Output all of the records exactly as written.

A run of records
═══

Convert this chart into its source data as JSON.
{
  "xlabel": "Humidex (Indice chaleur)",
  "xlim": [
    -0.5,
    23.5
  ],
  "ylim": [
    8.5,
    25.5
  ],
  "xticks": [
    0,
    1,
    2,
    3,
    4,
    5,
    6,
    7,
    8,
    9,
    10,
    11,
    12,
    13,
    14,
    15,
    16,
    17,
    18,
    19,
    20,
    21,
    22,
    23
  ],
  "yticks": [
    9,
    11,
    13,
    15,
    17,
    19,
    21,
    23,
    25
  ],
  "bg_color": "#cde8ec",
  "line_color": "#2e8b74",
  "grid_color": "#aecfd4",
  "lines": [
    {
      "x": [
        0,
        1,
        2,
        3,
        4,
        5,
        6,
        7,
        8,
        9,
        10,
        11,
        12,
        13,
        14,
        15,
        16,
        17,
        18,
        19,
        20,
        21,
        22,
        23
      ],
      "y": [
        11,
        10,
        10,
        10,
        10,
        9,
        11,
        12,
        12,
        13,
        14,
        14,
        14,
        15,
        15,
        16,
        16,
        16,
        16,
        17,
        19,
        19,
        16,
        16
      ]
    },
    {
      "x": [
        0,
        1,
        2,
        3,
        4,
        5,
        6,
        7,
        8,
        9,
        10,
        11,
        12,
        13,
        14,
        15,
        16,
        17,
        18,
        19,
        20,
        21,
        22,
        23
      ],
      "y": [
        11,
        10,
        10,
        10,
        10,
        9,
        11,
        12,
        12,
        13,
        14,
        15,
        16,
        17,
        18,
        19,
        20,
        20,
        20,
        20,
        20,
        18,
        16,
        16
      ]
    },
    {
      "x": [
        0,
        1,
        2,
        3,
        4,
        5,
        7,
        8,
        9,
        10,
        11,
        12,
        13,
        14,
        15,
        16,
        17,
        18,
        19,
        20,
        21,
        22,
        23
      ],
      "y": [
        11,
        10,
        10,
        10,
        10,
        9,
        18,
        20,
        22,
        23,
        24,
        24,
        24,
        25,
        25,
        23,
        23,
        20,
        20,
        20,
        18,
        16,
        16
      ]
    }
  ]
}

═══

■ RESPONSE TO THIS TASK
Convert this chart into its source data as JSON.
{
  "xlabel": "Humidex (Indice chaleur)",
  "xlim": [
    -0.5,
    23.5
  ],
  "ylim": [
    8.5,
    25.5
  ],
  "xticks": [
    0,
    1,
    2,
    3,
    4,
    5,
    6,
    7,
    8,
    9,
    10,
    11,
    12,
    13,
    14,
    15,
    16,
    17,
    18,
    19,
    20,
    21,
    22,
    23
  ],
  "yticks": [
    9,
    11,
    13,
    15,
    17,
    19,
    21,
    23,
    25
  ],
  "bg_color": "#cde8ec",
  "line_color": "#2e8b74",
  "grid_color": "#aecfd4",
  "lines": [
    {
      "x": [
        0,
        1,
        2,
        3,
        4,
        5,
        6,
        7,
        8,
        9,
        10,
        11,
        12,
        13,
        14,
        15,
        16,
        17,
        18,
        19,
        20,
        21,
        22,
        23
      ],
      "y": [
        11,
        10,
        10,
        10,
        10,
        9,
        11,
        12,
        12,
        13,
        14,
        14,
        14,
        15,
        15,
        16,
        16,
        16,
        16,
        17,
        19,
        19,
        16,
        16
      ]
    },
    {
      "x": [
        0,
        1,
        2,
        3,
        4,
        5,
        6,
        7,
        8,
        9,
        10,
        11,
        12,
        13,
        14,
        15,
        16,
        17,
        18,
        19,
        20,
        21,
        22,
        23
      ],
      "y": [
        11,
        10,
        10,
        10,
        10,
        9,
        11,
        12,
        12,
        13,
        14,
        15,
        16,
        17,
        18,
        19,
        20,
        20,
        20,
        20,
        20,
        18,
        16,
        16
      ]
    },
    {
      "x": [
        0,
        1,
        2,
        3,
        4,
        5,
        7,
        8,
        9,
        10,
        11,
        12,
        13,
        14,
        15,
        16,
        17,
        18,
        19,
        20,
        21,
        22,
        23
      ],
      "y": [
        11,
        10,
        10,
        10,
        10,
        9,
        18,
        20,
        22,
        23,
        24,
        24,
        24,
        25,
        25,
        23,
        23,
        20,
        20,
        20,
        18,
        16,
        16
      ]
    }
  ]
}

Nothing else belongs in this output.